▶ Raw data:
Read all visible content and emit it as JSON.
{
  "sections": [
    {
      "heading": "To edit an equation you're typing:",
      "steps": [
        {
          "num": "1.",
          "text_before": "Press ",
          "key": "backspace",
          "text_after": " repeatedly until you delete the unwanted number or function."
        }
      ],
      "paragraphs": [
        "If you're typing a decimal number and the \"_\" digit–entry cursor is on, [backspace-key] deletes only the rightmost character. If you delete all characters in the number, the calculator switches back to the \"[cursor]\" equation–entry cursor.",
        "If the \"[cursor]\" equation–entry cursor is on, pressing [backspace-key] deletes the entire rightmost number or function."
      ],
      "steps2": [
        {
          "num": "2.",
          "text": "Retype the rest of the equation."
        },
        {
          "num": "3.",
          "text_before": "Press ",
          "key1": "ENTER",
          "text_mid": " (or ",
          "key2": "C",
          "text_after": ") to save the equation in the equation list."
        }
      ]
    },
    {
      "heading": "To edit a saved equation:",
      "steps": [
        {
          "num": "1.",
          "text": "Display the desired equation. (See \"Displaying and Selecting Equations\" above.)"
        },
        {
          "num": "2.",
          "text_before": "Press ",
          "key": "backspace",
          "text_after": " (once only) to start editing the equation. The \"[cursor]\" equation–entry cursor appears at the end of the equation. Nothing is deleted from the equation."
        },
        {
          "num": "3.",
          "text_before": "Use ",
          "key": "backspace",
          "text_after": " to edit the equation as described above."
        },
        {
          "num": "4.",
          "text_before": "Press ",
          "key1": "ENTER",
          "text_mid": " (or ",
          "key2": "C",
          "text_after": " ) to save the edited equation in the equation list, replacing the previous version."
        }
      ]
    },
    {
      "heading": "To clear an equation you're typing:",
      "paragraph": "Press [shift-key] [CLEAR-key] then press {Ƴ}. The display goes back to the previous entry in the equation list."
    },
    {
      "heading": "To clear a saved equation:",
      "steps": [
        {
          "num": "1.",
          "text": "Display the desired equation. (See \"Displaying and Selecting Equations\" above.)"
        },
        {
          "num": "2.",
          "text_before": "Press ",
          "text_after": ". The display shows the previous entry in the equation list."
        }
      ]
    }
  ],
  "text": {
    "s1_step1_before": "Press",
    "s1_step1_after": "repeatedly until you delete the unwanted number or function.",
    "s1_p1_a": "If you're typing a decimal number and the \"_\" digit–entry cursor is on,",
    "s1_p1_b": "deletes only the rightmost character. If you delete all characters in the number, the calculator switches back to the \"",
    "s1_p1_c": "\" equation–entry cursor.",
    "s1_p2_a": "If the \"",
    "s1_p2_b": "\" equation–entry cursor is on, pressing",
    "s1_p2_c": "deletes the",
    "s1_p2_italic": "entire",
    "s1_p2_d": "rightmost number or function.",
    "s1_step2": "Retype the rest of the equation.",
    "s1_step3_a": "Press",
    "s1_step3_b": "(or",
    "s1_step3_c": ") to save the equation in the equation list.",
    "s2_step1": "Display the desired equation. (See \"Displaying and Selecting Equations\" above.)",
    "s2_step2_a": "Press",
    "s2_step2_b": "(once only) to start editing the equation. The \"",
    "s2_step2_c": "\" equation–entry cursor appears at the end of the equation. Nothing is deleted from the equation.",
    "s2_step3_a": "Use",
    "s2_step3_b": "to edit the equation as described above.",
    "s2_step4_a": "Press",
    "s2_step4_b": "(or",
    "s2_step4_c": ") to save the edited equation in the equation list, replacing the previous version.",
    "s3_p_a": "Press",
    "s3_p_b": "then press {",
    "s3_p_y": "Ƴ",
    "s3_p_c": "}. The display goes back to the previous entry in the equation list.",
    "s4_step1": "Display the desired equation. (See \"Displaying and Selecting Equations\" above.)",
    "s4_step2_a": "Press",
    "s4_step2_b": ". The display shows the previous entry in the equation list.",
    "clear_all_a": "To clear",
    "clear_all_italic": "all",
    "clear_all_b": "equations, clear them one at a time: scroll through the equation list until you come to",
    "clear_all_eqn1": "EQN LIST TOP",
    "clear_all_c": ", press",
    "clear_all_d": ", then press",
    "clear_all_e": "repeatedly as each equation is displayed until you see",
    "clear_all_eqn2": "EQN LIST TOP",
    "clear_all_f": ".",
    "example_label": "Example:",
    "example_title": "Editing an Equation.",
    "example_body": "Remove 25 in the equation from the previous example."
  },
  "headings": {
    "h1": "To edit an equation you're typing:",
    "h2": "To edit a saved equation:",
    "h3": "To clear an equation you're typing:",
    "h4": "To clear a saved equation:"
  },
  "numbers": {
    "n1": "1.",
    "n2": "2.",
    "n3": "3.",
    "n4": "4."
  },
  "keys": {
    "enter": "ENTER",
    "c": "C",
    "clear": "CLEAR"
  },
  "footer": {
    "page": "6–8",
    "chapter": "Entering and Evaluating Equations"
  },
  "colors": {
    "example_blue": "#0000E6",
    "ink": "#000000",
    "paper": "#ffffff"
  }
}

▶ Stated exercise:
Copy out every entry again, exactly as it was given.

▶ Exercise response:
Read all visible content and emit it as JSON.
{
  "sections": [
    {
      "heading": "To edit an equation you're typing:",
      "steps": [
        {
          "num": "1.",
          "text_before": "Press ",
          "key": "backspace",
          "text_after": " repeatedly until you delete the unwanted number or function."
        }
      ],
      "paragraphs": [
        "If you're typing a decimal number and the \"_\" digit–entry cursor is on, [backspace-key] deletes only the rightmost character. If you delete all characters in the number, the calculator switches back to the \"[cursor]\" equation–entry cursor.",
        "If the \"[cursor]\" equation–entry cursor is on, pressing [backspace-key] deletes the entire rightmost number or function."
      ],
      "steps2": [
        {
          "num": "2.",
          "text": "Retype the rest of the equation."
        },
        {
          "num": "3.",
          "text_before": "Press ",
          "key1": "ENTER",
          "text_mid": " (or ",
          "key2": "C",
          "text_after": ") to save the equation in the equation list."
        }
      ]
    },
    {
      "heading": "To edit a saved equation:",
      "steps": [
        {
          "num": "1.",
          "text": "Display the desired equation. (See \"Displaying and Selecting Equations\" above.)"
        },
        {
          "num": "2.",
          "text_before": "Press ",
          "key": "backspace",
          "text_after": " (once only) to start editing the equation. The \"[cursor]\" equation–entry cursor appears at the end of the equation. Nothing is deleted from the equation."
        },
        {
          "num": "3.",
          "text_before": "Use ",
          "key": "backspace",
          "text_after": " to edit the equation as described above."
        },
        {
          "num": "4.",
          "text_before": "Press ",
          "key1": "ENTER",
          "text_mid": " (or ",
          "key2": "C",
          "text_after": " ) to save the edited equation in the equation list, replacing the previous version."
        }
      ]
    },
    {
      "heading": "To clear an equation you're typing:",
      "paragraph": "Press [shift-key] [CLEAR-key] then press {Ƴ}. The display goes back to the previous entry in the equation list."
    },
    {
      "heading": "To clear a saved equation:",
      "steps": [
        {
          "num": "1.",
          "text": "Display the desired equation. (See \"Displaying and Selecting Equations\" above.)"
        },
        {
          "num": "2.",
          "text_before": "Press ",
          "text_after": ". The display shows the previous entry in the equation list."
        }
      ]
    }
  ],
  "text": {
    "s1_step1_before": "Press",
    "s1_step1_after": "repeatedly until you delete the unwanted number or function.",
    "s1_p1_a": "If you're typing a decimal number and the \"_\" digit–entry cursor is on,",
    "s1_p1_b": "deletes only the rightmost character. If you delete all characters in the number, the calculator switches back to the \"",
    "s1_p1_c": "\" equation–entry cursor.",
    "s1_p2_a": "If the \"",
    "s1_p2_b": "\" equation–entry cursor is on, pressing",
    "s1_p2_c": "deletes the",
    "s1_p2_italic": "entire",
    "s1_p2_d": "rightmost number or function.",
    "s1_step2": "Retype the rest of the equation.",
    "s1_step3_a": "Press",
    "s1_step3_b": "(or",
    "s1_step3_c": ") to save the equation in the equation list.",
    "s2_step1": "Display the desired equation. (See \"Displaying and Selecting Equations\" above.)",
    "s2_step2_a": "Press",
    "s2_step2_b": "(once only) to start editing the equation. The \"",
    "s2_step2_c": "\" equation–entry cursor appears at the end of the equation. Nothing is deleted from the equation.",
    "s2_step3_a": "Use",
    "s2_step3_b": "to edit the equation as described above.",
    "s2_step4_a": "Press",
    "s2_step4_b": "(or",
    "s2_step4_c": ") to save the edited equation in the equation list, replacing the previous version.",
    "s3_p_a": "Press",
    "s3_p_b": "then press {",
    "s3_p_y": "Ƴ",
    "s3_p_c": "}. The display goes back to the previous entry in the equation list.",
    "s4_step1": "Display the desired equation. (See \"Displaying and Selecting Equations\" above.)",
    "s4_step2_a": "Press",
    "s4_step2_b": ". The display shows the previous entry in the equation list.",
    "clear_all_a": "To clear",
    "clear_all_italic": "all",
    "clear_all_b": "equations, clear them one at a time: scroll through the equation list until you come to",
    "clear_all_eqn1": "EQN LIST TOP",
    "clear_all_c": ", press",
    "clear_all_d": ", then press",
    "clear_all_e": "repeatedly as each equation is displayed until you see",
    "clear_all_eqn2": "EQN LIST TOP",
    "clear_all_f": ".",
    "example_label": "Example:",
    "example_title": "Editing an Equation.",
    "example_body": "Remove 25 in the equation from the previous example."
  },
  "headings": {
    "h1": "To edit an equation you're typing:",
    "h2": "To edit a saved equation:",
    "h3": "To clear an equation you're typing:",
    "h4": "To clear a saved equation:"
  },
  "numbers": {
    "n1": "1.",
    "n2": "2.",
    "n3": "3.",
    "n4": "4."
  },
  "keys": {
    "enter": "ENTER",
    "c": "C",
    "clear": "CLEAR"
  },
  "footer": {
    "page": "6–8",
    "chapter": "Entering and Evaluating Equations"
  },
  "colors": {
    "example_blue": "#0000E6",
    "ink": "#000000",
    "paper": "#ffffff"
  }
}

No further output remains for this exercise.